- [作業指示] 提示文によると、労災申請をしても労災認定が得られるとは限らないのはなぜか。うつ病などの精神障害や脳梗塞などの病気で不認定となるケースが多い理由もあわせて説明せよ。

パワハラ・セクハラ・未払い残業代・過重労働・リストラなどの労働トラブルが起こった際に、専門家に相談したくても費用がネックになり、相談が出来ず泣き寝入りしてしまう方が多くいらっしゃいます。
そんな方々を、いざという時に守るための保険が弁護士費用保険です。
労働トラブルに限らず、交通事故や離婚トラブル、子供のいじめなど様々な法律トラブルでも利用可能です。
弁護士保険で法律トラブルに備える
「労災認定が得られず、補償が受けられない…。弁護士に依頼したら解決できるだろうか?」
仕事が原因で病気やケガをした際に、労災申請をしようと考え方は多いかと思います。
しかし、申請をしたからといって、労災認定が得られるとは限りません。ケガや病気が労災と認められるには、仕事が原因であったことを証明する必要があるからです。
仕事中にケガについては労災認定を得られやすいですが、うつ病などの精神障害や脳梗塞などの病気については、因果関係の証明が難しく、不認定となるケースが多々あります。
労災認定を得るのが難しいケースでは、弁護士の力を借りるのも一つの手です。
この記事では、労災認定を弁護士に依頼するメリットや費用、タイミングなどについて詳しく解説します。
冒頭でもお伝えした通り、労災申請を弁護士に依頼するのであれば、個人では認定を得られにくいケースでお願いするとよいでしょう。
労災が認められにくいのは、うつ病などの精神障害や脳梗塞、心疾患など、仕事が原因で病気が発症した場合です。

- [利用可能なデータ]
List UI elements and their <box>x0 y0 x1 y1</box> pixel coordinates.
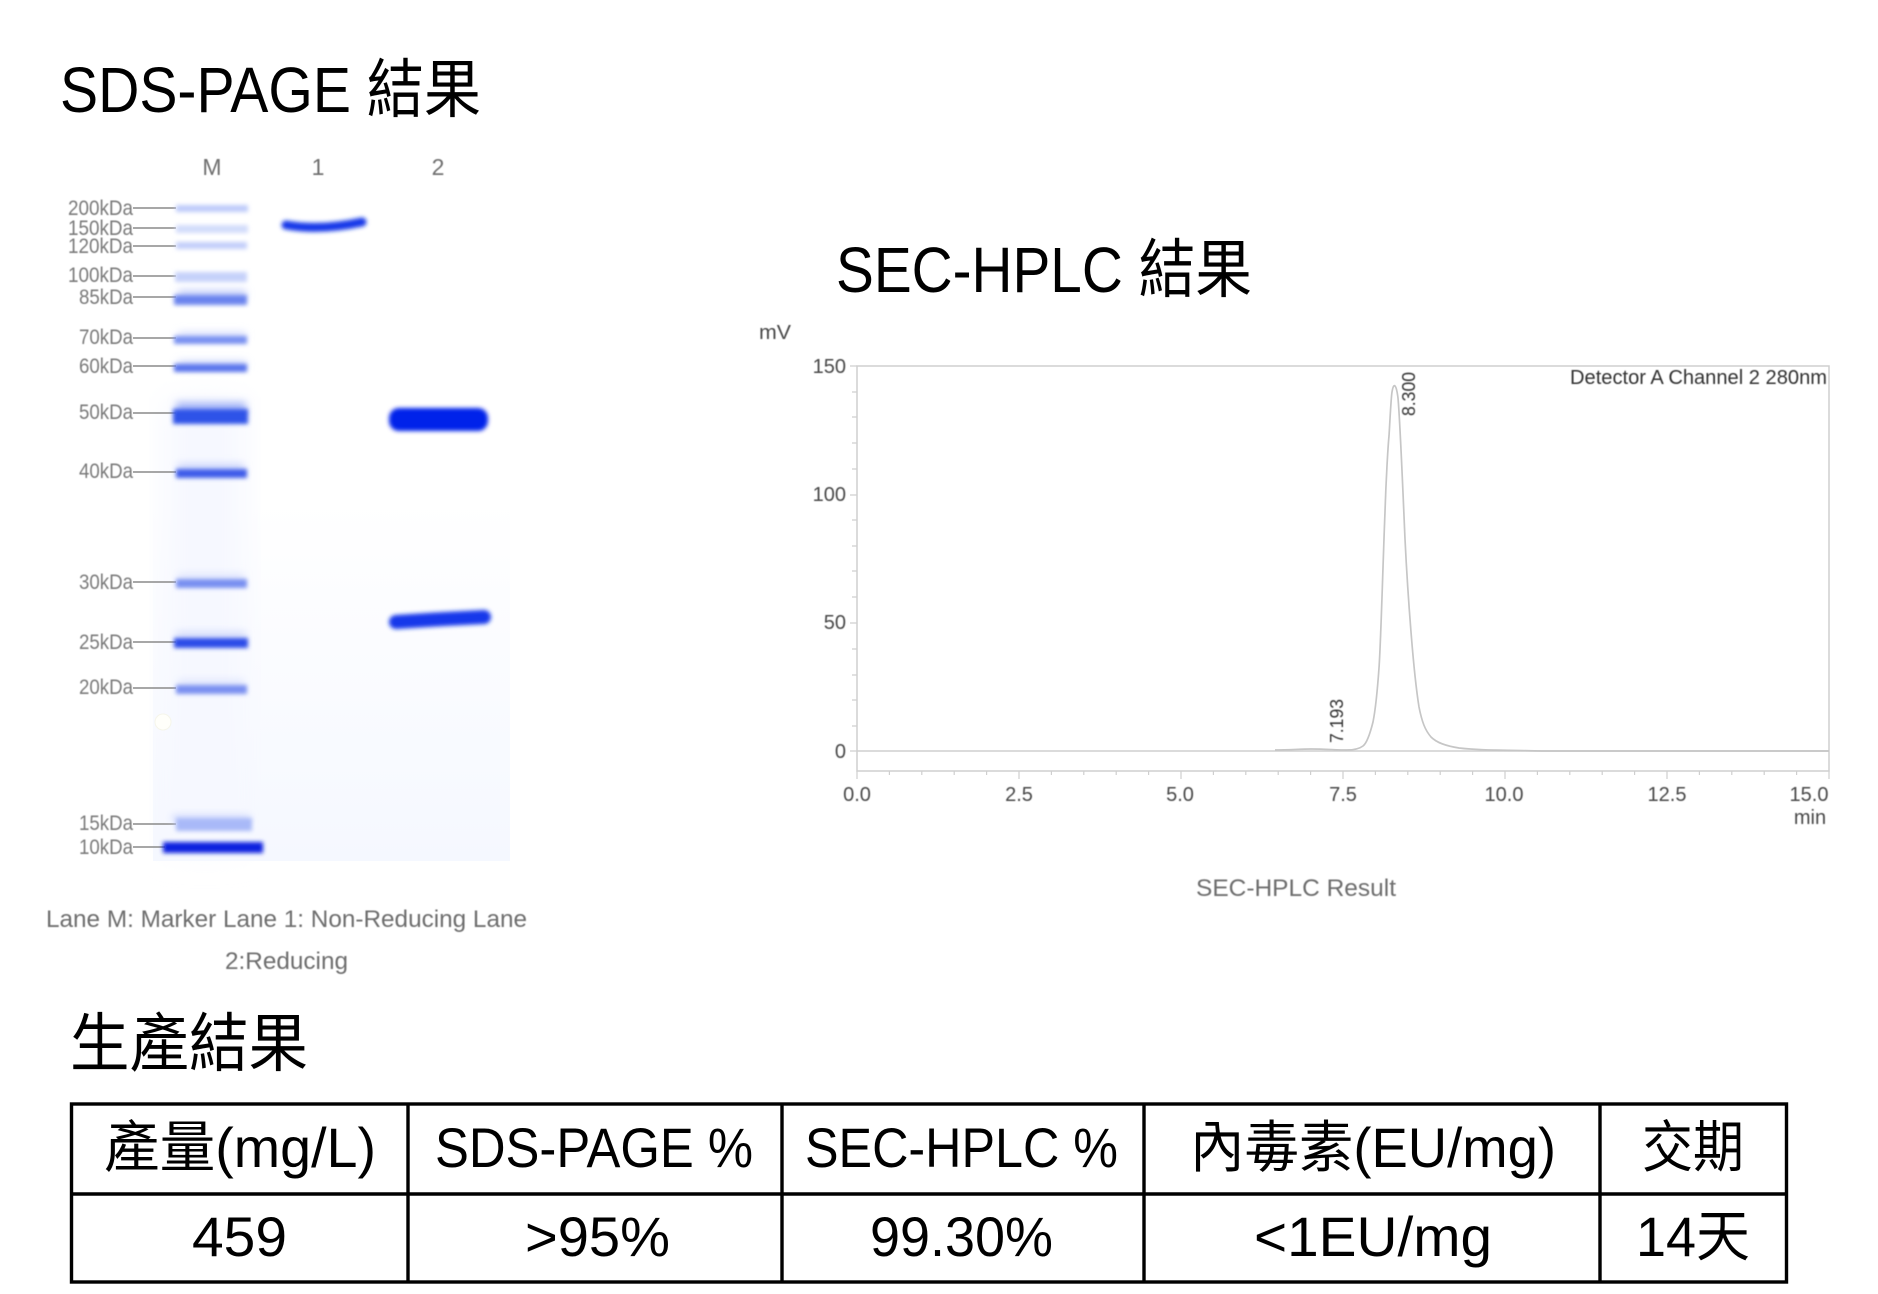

- [作業結果] ケガや病気が労災と認められるには、仕事が原因であったことを証明する必要があるからである。うつ病などの精神障害や脳梗塞などの病気は、その因果関係の証明が難しいため、不認定となるケースが多い。